**Stated problem:**
Look through the data below. Pick out the lines holding the string "JSON".
%%
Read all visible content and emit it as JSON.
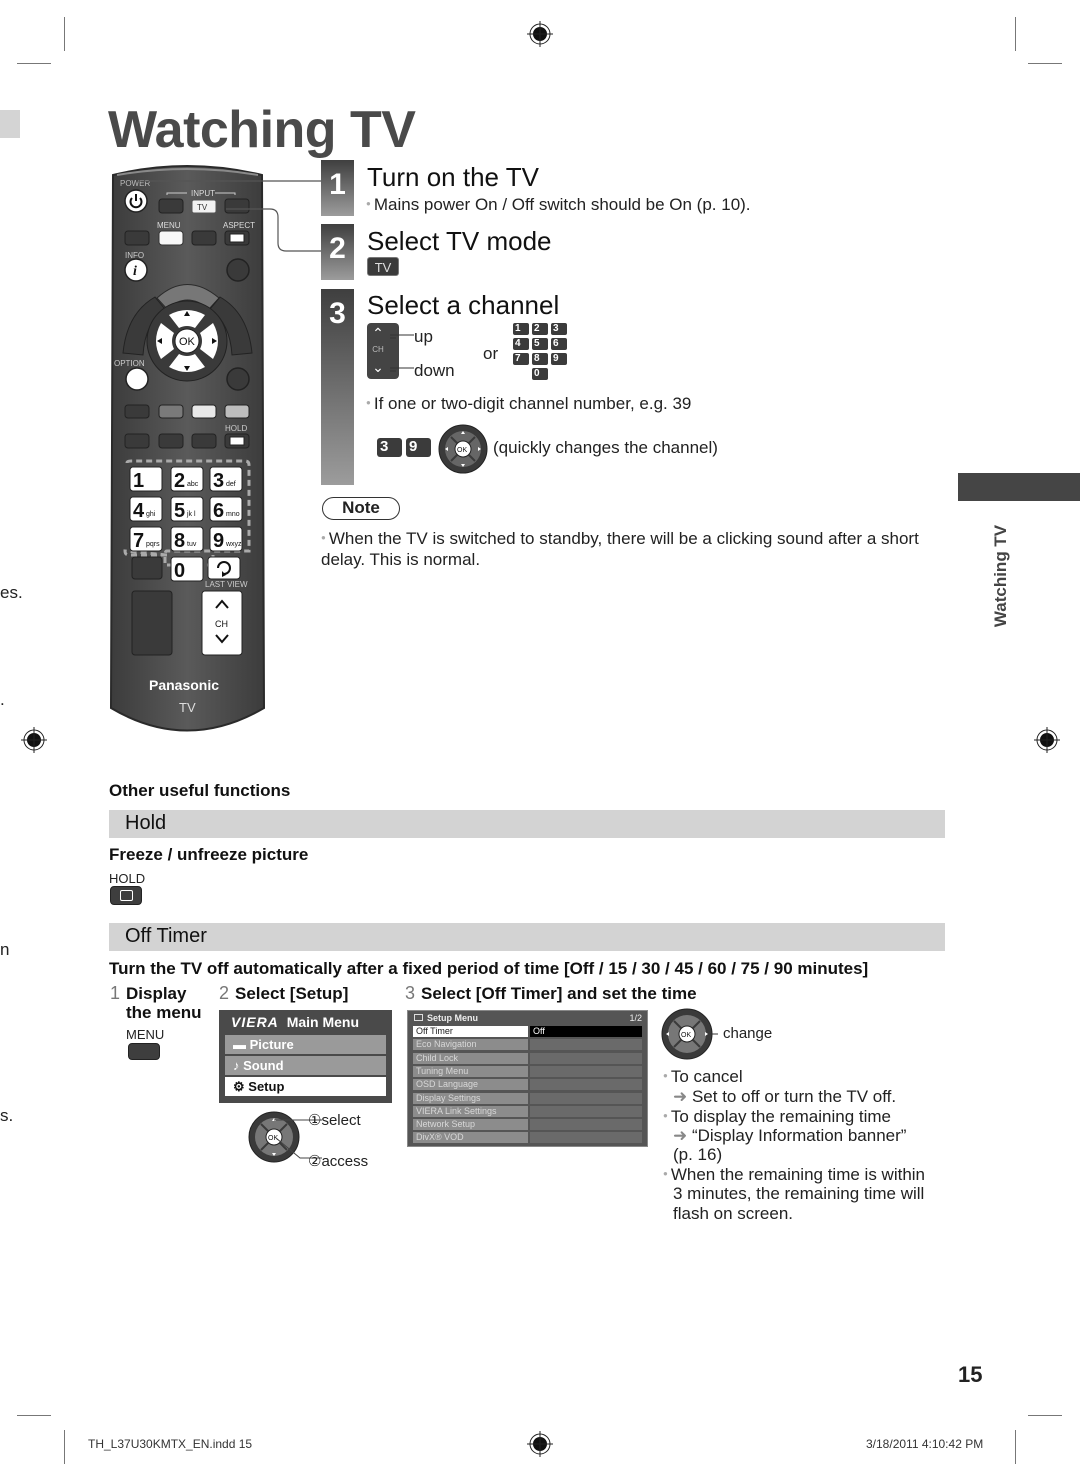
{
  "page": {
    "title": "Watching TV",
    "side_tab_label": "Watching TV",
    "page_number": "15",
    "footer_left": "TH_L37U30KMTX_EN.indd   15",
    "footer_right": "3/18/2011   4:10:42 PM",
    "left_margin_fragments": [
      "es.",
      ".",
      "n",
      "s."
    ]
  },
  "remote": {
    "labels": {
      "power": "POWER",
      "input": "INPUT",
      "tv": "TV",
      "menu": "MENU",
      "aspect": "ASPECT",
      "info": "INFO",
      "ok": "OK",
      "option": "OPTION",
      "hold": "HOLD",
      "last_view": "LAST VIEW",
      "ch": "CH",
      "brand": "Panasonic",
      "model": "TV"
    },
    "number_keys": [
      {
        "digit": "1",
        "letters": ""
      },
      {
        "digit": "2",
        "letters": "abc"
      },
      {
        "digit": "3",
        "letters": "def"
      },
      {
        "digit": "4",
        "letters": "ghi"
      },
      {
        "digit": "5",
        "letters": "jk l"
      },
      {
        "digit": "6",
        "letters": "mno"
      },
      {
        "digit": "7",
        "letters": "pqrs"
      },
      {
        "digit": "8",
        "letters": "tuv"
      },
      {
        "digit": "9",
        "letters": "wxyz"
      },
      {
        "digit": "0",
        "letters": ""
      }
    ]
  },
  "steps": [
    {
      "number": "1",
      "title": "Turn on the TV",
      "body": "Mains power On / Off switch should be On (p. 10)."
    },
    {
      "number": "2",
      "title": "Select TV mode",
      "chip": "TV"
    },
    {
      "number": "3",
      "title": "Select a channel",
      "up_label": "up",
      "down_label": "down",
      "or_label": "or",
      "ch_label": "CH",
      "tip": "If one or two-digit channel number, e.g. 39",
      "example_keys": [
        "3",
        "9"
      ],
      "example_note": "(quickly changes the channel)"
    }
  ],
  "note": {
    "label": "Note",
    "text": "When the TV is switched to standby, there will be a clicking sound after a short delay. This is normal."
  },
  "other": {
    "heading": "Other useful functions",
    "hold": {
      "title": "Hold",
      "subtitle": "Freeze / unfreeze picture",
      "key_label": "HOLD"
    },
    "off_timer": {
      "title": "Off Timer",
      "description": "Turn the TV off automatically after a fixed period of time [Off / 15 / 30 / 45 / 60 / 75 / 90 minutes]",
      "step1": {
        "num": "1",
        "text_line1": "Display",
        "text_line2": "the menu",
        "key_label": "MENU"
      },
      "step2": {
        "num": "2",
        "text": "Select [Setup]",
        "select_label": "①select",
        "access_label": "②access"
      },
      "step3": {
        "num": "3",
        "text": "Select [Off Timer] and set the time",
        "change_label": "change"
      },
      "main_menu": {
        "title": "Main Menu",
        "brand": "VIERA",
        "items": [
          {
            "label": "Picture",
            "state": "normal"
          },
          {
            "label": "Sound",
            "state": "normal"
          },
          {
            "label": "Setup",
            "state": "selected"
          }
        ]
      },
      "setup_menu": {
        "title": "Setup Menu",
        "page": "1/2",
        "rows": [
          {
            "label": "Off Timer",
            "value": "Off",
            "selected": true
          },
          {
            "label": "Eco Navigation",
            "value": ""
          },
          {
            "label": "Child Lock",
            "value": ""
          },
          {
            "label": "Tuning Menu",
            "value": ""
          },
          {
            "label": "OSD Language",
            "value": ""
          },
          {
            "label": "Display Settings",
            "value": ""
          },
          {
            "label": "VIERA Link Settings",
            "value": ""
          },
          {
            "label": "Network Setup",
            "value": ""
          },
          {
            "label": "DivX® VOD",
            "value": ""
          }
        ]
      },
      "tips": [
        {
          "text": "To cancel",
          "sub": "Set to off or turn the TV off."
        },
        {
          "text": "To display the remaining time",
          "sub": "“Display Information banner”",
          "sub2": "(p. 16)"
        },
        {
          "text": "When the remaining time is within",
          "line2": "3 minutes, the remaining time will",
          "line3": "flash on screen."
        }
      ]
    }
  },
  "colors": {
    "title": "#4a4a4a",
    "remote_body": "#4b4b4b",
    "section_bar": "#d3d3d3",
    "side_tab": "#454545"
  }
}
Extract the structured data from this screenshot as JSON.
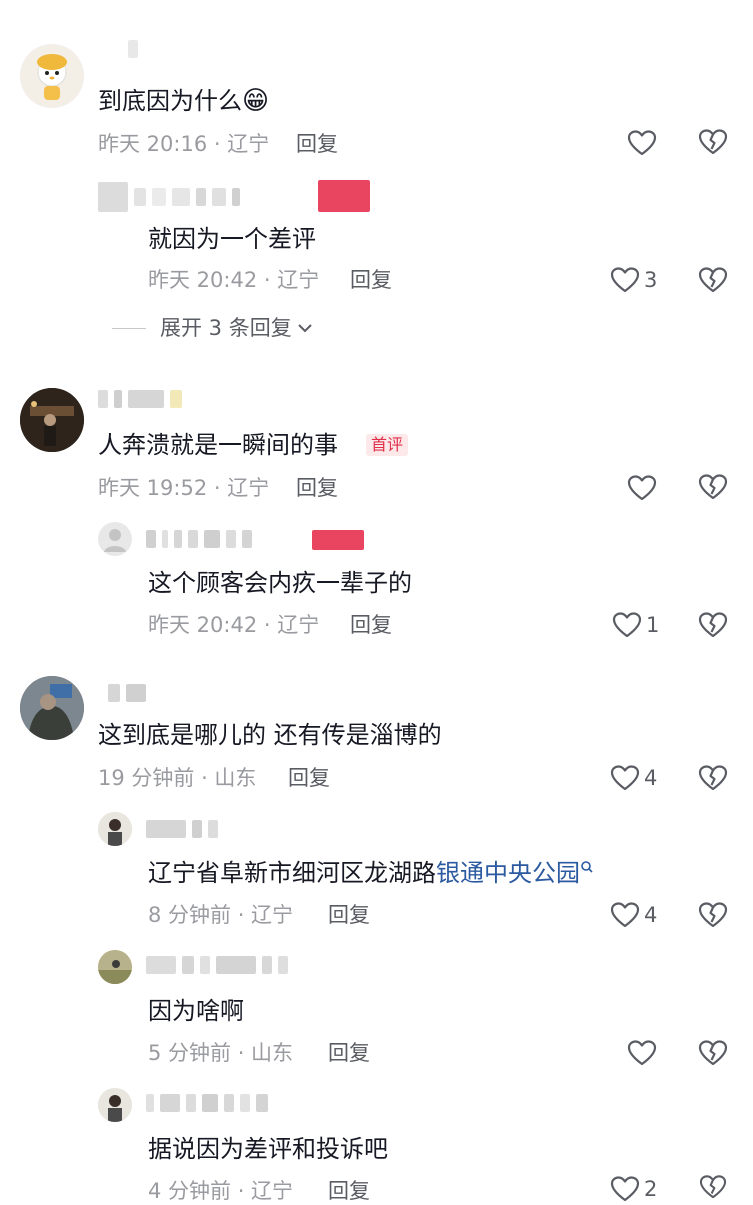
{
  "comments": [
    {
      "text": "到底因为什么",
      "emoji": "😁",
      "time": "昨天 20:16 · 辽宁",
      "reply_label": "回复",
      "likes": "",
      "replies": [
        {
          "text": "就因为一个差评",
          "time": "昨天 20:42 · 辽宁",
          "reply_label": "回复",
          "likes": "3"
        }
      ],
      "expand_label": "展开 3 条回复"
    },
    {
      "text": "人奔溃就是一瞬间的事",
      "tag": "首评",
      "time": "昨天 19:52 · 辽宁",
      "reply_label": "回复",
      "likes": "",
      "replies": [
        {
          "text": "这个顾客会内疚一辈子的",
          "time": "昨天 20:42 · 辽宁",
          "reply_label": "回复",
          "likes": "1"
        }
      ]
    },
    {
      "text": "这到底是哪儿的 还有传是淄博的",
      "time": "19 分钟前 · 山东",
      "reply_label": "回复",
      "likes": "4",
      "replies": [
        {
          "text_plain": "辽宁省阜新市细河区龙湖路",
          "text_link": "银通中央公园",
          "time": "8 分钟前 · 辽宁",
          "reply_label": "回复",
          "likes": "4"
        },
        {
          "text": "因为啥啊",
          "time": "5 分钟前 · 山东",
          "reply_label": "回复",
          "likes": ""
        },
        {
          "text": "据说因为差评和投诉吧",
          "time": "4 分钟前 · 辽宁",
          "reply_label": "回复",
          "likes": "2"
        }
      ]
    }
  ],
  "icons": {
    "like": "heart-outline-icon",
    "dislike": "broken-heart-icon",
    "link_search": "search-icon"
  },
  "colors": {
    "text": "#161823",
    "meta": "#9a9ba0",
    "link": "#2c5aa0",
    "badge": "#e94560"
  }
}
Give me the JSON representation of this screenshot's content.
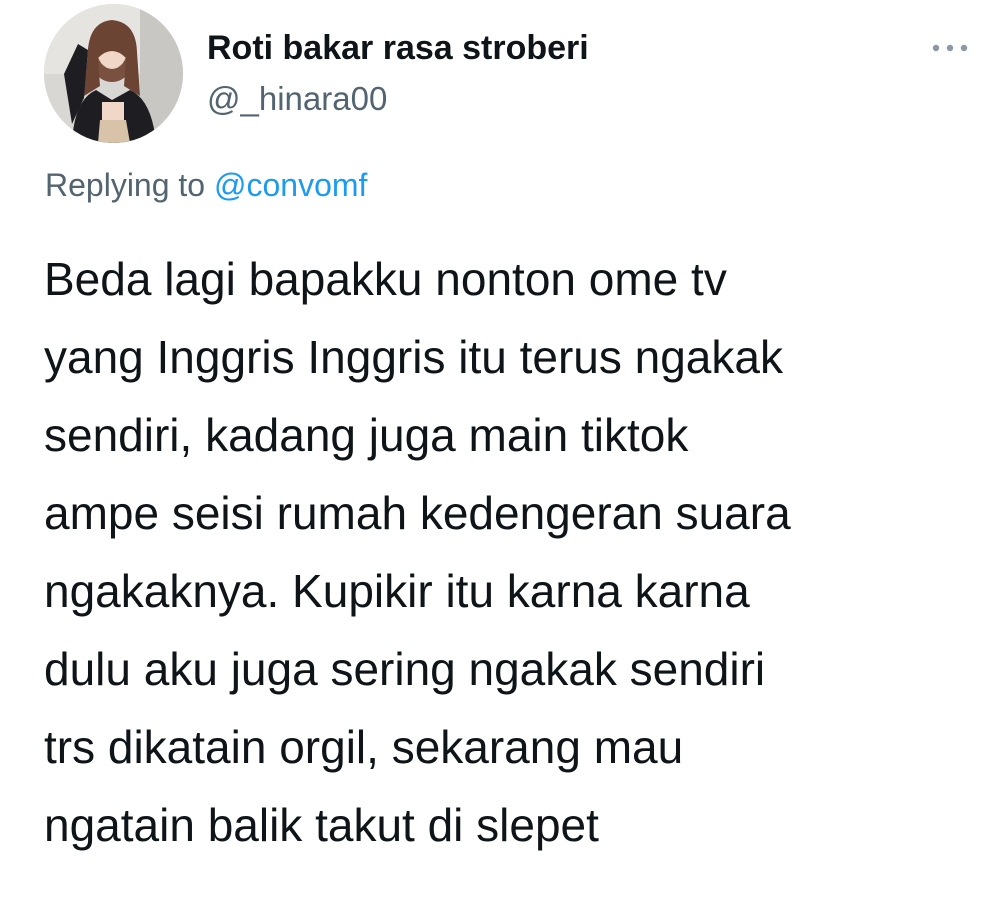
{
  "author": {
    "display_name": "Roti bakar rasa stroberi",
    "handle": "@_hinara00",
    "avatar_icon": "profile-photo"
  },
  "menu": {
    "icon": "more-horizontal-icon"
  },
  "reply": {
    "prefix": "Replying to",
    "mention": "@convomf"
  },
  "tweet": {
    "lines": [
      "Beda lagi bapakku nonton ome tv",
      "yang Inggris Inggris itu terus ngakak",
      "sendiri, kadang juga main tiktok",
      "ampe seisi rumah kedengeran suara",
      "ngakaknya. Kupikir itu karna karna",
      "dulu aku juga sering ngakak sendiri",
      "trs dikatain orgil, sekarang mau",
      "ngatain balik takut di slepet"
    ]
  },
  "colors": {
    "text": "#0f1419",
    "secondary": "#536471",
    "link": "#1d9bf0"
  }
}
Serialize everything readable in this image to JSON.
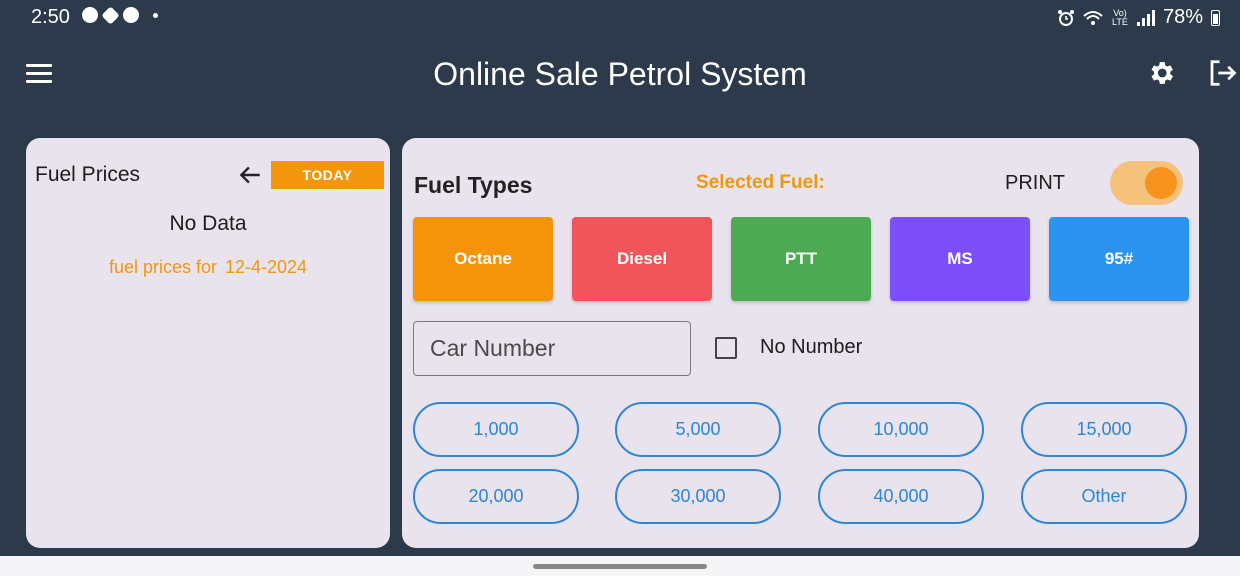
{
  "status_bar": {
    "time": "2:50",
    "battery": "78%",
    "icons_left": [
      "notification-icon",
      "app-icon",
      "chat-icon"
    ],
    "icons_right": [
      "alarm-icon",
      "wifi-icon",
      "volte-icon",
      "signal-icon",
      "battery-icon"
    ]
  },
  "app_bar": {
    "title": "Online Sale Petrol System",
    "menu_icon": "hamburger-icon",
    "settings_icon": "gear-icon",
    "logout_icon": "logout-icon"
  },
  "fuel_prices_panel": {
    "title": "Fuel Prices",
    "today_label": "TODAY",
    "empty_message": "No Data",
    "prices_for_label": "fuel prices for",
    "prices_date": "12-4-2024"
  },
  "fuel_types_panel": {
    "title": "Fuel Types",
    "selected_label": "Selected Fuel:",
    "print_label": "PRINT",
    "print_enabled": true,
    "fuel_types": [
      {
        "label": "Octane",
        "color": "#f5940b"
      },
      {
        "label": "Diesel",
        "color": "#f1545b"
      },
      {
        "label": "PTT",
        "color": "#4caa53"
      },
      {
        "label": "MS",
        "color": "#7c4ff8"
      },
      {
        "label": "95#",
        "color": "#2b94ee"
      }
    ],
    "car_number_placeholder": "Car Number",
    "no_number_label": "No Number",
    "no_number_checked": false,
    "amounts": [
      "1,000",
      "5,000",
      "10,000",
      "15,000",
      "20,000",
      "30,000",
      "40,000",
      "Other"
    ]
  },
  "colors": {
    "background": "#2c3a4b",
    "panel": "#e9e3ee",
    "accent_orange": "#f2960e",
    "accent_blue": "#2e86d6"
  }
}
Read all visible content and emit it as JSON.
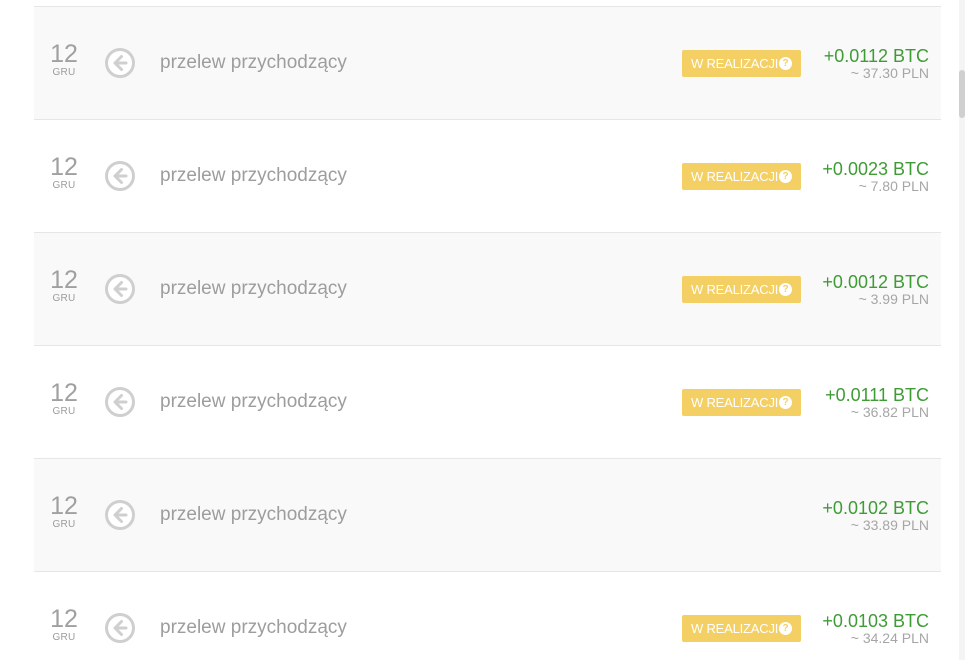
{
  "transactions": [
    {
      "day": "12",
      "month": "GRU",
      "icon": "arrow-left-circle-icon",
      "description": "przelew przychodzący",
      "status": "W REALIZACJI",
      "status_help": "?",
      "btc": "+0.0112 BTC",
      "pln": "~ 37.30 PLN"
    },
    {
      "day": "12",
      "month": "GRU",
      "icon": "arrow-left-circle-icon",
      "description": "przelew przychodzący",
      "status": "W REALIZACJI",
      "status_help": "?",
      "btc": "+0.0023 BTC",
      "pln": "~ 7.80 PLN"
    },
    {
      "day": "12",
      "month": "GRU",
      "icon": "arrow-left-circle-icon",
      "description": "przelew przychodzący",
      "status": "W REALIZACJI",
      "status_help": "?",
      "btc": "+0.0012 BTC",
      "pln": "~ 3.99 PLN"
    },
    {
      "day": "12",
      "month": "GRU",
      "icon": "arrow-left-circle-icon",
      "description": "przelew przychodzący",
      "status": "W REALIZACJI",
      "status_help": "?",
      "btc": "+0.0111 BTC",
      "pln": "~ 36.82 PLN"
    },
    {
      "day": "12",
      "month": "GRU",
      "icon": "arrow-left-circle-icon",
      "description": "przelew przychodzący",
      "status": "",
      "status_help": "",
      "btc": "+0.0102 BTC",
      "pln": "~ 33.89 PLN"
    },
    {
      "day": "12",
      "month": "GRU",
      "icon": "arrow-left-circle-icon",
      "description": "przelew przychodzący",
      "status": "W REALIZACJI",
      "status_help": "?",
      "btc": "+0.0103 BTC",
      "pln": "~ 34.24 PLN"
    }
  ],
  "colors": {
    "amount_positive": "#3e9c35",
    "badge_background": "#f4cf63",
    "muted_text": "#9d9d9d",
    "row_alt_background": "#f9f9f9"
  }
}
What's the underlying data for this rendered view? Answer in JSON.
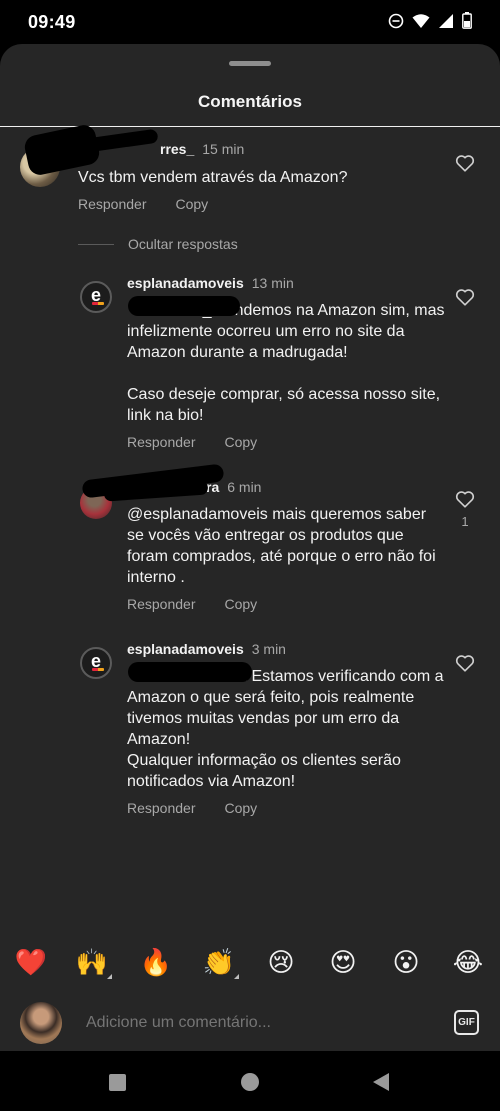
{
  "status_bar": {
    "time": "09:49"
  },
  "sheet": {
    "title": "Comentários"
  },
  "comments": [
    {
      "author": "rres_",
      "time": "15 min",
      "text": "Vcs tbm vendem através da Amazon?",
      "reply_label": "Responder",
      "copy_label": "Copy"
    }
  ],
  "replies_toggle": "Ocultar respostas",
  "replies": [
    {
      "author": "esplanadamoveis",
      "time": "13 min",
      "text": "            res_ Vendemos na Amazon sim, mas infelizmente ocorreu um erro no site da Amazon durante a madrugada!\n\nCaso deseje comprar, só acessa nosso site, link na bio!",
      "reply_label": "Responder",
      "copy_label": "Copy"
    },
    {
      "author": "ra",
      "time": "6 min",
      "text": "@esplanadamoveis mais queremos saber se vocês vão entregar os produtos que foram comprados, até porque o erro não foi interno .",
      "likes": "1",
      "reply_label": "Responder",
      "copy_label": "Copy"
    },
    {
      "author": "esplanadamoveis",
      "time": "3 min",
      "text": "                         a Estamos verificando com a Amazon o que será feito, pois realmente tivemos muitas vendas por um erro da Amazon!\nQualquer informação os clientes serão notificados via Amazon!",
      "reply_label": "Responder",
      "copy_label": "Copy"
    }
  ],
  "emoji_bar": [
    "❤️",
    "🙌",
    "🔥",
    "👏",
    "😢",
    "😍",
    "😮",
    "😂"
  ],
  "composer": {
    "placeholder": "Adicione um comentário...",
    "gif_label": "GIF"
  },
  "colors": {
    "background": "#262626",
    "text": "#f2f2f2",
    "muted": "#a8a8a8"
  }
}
%%
**Expected answer:**
Read all visible content and emit it as JSON.
Extract the structured data from this screenshot as JSON.
Give me the JSON representation of this screenshot's content.
Serialize everything readable in this image to JSON.
Read all visible content and emit it as JSON.
What's the underlying data for this rendered view? Answer in JSON.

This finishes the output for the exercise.